#### WHAT YOU HAVE TO DO
How many lines in the listing below include the word "Warm"? Answer with the number and nothing else.

(Figure content listings)
================

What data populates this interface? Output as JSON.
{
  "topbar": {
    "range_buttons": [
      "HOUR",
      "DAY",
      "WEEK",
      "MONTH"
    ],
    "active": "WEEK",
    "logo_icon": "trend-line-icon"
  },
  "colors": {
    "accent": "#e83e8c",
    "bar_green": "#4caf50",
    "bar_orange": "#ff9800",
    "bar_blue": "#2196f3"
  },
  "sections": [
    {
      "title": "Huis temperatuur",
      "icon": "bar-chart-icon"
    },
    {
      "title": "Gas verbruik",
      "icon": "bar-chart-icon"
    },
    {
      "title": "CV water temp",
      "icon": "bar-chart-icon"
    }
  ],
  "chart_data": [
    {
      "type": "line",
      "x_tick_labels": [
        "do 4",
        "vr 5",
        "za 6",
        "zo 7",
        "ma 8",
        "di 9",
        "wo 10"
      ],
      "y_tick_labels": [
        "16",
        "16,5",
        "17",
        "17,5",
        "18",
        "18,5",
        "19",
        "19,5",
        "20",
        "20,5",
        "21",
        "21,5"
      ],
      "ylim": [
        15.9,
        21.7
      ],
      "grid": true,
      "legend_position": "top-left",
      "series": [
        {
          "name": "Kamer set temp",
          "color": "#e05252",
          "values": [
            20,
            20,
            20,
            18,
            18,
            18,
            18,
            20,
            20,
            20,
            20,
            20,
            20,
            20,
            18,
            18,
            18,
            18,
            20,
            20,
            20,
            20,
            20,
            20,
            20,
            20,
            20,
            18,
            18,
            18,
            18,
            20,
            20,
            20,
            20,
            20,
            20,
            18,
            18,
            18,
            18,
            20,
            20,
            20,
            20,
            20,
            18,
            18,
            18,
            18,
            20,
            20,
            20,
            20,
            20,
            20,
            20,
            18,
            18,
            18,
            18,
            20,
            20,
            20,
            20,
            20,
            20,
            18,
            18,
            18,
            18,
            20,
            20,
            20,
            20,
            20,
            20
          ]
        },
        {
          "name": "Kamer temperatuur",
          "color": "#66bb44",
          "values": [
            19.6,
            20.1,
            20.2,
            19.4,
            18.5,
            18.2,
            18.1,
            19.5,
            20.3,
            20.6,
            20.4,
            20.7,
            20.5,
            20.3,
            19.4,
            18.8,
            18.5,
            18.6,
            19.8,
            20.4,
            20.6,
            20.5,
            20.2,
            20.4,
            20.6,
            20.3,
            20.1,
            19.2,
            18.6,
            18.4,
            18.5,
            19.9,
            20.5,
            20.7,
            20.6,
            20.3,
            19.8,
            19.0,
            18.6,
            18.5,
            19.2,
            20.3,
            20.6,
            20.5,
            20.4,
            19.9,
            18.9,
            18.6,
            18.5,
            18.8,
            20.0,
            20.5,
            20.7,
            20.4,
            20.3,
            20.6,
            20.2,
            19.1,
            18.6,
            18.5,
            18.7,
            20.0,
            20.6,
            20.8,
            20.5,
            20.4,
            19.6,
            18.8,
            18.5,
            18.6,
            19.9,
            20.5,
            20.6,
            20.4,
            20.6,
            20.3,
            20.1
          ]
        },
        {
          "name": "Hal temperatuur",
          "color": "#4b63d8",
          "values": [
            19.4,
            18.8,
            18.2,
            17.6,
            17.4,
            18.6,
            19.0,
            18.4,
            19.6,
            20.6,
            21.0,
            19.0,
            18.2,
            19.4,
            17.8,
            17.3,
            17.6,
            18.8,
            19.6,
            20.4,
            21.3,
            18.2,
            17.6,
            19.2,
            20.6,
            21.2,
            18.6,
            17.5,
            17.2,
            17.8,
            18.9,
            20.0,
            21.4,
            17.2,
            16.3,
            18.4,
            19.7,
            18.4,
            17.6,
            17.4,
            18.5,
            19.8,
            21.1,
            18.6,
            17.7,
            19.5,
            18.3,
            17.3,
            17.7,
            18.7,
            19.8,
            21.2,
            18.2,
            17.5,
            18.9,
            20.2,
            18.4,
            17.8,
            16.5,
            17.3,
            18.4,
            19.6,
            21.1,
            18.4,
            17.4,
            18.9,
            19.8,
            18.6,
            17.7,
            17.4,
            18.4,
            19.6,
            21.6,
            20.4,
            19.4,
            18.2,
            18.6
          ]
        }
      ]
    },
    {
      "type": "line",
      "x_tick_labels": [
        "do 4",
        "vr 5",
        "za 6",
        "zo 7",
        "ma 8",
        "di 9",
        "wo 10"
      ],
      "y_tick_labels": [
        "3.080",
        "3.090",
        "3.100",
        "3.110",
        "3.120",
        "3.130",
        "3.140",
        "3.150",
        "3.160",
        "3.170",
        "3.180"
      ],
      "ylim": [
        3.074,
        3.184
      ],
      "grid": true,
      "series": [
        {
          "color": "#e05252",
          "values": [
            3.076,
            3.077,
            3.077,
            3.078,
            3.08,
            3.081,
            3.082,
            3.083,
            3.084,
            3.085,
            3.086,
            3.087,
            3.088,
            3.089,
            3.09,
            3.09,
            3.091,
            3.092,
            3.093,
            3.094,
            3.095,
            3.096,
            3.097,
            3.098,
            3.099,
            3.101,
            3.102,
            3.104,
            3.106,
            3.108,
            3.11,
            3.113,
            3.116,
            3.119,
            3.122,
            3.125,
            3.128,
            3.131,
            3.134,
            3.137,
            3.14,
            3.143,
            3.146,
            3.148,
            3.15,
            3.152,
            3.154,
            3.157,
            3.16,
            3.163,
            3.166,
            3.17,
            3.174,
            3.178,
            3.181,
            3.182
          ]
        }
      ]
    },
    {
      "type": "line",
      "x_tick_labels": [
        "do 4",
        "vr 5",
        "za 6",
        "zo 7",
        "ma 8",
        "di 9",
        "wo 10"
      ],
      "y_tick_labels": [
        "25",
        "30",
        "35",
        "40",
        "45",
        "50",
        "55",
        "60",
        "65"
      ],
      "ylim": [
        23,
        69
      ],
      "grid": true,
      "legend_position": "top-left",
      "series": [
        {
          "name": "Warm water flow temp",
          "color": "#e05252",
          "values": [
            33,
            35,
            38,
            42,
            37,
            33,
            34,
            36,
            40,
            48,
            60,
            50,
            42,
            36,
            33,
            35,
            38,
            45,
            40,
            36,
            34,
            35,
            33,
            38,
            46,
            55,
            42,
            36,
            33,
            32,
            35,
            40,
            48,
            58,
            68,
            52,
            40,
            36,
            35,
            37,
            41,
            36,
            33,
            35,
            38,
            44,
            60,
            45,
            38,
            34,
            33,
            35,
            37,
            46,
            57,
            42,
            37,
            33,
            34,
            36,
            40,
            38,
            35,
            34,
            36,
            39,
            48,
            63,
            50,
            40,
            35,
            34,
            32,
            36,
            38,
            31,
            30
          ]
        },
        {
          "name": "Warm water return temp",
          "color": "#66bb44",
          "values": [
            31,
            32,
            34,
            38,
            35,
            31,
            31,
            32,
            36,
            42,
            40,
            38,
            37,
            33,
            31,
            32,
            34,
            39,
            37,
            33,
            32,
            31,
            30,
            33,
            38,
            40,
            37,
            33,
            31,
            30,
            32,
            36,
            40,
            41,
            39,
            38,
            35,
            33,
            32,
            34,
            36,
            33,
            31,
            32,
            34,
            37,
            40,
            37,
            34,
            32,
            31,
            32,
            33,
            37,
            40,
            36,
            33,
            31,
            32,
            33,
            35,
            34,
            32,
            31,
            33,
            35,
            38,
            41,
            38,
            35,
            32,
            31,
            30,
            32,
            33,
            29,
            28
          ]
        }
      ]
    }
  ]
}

================

#### ANSWER TO THIS PROBLEM
2